▼▼▼

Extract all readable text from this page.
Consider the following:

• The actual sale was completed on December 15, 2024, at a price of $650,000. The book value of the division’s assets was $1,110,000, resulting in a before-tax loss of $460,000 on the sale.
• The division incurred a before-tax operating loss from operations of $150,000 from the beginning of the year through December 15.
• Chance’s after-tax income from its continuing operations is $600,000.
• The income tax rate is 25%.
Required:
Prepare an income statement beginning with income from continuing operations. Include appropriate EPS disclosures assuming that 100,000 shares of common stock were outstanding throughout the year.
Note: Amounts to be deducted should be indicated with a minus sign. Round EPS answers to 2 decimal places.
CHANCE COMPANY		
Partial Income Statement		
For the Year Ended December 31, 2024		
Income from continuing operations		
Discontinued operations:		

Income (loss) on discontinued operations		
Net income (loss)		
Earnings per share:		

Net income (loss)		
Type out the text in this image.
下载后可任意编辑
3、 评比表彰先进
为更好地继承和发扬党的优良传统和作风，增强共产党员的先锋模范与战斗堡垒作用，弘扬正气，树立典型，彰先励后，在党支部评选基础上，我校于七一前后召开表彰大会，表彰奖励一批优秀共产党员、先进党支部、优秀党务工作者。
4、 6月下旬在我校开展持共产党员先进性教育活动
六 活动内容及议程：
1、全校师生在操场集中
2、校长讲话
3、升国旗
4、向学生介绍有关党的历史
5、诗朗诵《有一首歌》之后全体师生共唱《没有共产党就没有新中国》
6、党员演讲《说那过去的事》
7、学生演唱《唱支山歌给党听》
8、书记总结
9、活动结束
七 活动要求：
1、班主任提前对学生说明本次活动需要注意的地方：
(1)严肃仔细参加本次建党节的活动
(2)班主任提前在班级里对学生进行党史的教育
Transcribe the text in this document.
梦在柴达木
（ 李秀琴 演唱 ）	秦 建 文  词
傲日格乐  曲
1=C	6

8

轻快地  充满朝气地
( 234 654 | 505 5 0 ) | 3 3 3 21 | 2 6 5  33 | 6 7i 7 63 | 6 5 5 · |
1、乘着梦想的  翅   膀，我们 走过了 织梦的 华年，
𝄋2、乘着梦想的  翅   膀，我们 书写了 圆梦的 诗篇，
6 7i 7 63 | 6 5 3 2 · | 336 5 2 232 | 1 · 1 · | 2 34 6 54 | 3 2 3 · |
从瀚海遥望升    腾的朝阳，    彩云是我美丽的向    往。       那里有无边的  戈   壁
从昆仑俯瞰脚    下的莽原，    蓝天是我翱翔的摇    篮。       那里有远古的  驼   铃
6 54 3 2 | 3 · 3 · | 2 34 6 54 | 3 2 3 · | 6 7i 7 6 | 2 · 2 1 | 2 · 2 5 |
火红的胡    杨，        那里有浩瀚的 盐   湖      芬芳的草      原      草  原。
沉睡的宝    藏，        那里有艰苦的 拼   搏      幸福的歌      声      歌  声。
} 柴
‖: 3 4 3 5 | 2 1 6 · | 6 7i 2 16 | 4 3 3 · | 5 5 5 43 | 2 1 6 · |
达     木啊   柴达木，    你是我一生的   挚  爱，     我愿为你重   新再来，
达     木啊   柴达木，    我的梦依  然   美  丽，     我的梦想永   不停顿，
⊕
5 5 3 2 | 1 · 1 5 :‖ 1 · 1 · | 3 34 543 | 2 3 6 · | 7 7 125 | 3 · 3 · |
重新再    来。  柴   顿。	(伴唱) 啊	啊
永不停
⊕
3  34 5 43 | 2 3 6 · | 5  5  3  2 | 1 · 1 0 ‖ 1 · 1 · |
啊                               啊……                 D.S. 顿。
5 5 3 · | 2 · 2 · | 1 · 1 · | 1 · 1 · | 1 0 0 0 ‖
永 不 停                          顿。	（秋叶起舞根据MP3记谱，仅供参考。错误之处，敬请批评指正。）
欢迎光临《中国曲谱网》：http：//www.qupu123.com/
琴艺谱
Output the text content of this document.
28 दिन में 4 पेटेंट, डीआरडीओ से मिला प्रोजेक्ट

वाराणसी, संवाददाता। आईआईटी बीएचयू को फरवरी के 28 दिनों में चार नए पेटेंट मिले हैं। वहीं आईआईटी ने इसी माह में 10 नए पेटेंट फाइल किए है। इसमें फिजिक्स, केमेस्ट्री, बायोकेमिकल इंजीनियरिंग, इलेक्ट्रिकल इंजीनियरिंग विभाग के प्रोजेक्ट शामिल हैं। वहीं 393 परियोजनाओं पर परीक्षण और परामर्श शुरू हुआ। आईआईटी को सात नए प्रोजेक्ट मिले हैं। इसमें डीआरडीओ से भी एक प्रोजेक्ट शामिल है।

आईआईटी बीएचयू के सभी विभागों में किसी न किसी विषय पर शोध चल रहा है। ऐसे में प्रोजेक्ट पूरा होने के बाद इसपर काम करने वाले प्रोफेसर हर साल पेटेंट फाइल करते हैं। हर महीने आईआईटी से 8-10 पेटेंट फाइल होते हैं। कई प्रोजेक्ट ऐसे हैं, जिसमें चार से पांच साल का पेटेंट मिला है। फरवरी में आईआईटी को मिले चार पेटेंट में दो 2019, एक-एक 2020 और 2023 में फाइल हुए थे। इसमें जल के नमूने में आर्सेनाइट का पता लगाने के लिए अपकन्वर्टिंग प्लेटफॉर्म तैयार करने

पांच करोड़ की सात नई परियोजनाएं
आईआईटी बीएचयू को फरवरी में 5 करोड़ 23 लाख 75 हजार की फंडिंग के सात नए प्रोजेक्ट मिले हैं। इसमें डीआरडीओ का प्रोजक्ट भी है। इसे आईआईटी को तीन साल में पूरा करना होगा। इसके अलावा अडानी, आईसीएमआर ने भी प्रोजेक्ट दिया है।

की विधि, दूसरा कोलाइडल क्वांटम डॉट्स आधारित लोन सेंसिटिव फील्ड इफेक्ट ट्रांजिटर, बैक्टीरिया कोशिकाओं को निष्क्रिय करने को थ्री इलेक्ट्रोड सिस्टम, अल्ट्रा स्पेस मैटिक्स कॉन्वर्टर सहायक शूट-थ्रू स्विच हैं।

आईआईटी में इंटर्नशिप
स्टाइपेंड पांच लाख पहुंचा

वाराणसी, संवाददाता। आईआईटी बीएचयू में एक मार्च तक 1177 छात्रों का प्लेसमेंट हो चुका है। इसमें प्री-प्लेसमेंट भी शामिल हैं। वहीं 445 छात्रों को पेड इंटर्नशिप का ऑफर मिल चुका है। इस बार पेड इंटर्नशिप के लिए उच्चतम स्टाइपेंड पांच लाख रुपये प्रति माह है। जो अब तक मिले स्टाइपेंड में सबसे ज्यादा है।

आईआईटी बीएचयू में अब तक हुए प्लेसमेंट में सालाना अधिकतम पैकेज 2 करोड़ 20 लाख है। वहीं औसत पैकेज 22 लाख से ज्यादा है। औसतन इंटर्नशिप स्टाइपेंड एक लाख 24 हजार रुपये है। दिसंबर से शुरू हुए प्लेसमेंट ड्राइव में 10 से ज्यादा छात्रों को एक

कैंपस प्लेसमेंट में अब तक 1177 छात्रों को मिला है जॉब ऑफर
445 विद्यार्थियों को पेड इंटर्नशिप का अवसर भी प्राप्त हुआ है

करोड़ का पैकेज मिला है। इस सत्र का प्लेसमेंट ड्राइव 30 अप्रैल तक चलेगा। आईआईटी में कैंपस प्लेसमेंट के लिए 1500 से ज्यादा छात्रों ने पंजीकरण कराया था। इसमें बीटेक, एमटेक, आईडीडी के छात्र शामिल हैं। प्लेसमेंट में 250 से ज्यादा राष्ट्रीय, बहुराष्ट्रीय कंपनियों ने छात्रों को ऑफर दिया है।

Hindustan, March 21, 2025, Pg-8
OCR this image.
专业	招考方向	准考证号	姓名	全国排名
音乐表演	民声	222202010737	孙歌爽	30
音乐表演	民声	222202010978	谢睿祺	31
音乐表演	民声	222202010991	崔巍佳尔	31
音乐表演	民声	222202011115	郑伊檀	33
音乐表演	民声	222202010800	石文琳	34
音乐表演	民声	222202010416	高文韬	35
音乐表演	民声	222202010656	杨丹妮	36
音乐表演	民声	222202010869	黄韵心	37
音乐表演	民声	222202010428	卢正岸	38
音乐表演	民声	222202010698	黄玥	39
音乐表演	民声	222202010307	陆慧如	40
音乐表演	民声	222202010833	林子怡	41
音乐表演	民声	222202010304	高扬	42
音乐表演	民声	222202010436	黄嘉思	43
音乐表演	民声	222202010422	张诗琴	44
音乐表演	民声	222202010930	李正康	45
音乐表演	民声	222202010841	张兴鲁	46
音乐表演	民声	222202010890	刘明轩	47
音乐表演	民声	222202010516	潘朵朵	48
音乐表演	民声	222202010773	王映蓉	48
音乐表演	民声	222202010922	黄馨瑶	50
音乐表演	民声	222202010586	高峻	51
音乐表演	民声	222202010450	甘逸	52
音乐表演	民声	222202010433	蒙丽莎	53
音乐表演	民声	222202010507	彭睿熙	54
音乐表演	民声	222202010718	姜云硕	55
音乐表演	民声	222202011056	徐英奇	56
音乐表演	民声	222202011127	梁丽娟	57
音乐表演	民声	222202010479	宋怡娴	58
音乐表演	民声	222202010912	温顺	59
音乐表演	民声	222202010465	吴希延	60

▲▲▲

> Exercise aim
Looking at the records above, work out how many lines include the word "乘着梦想的", then give that number by itself.

> Reply to the exercise
2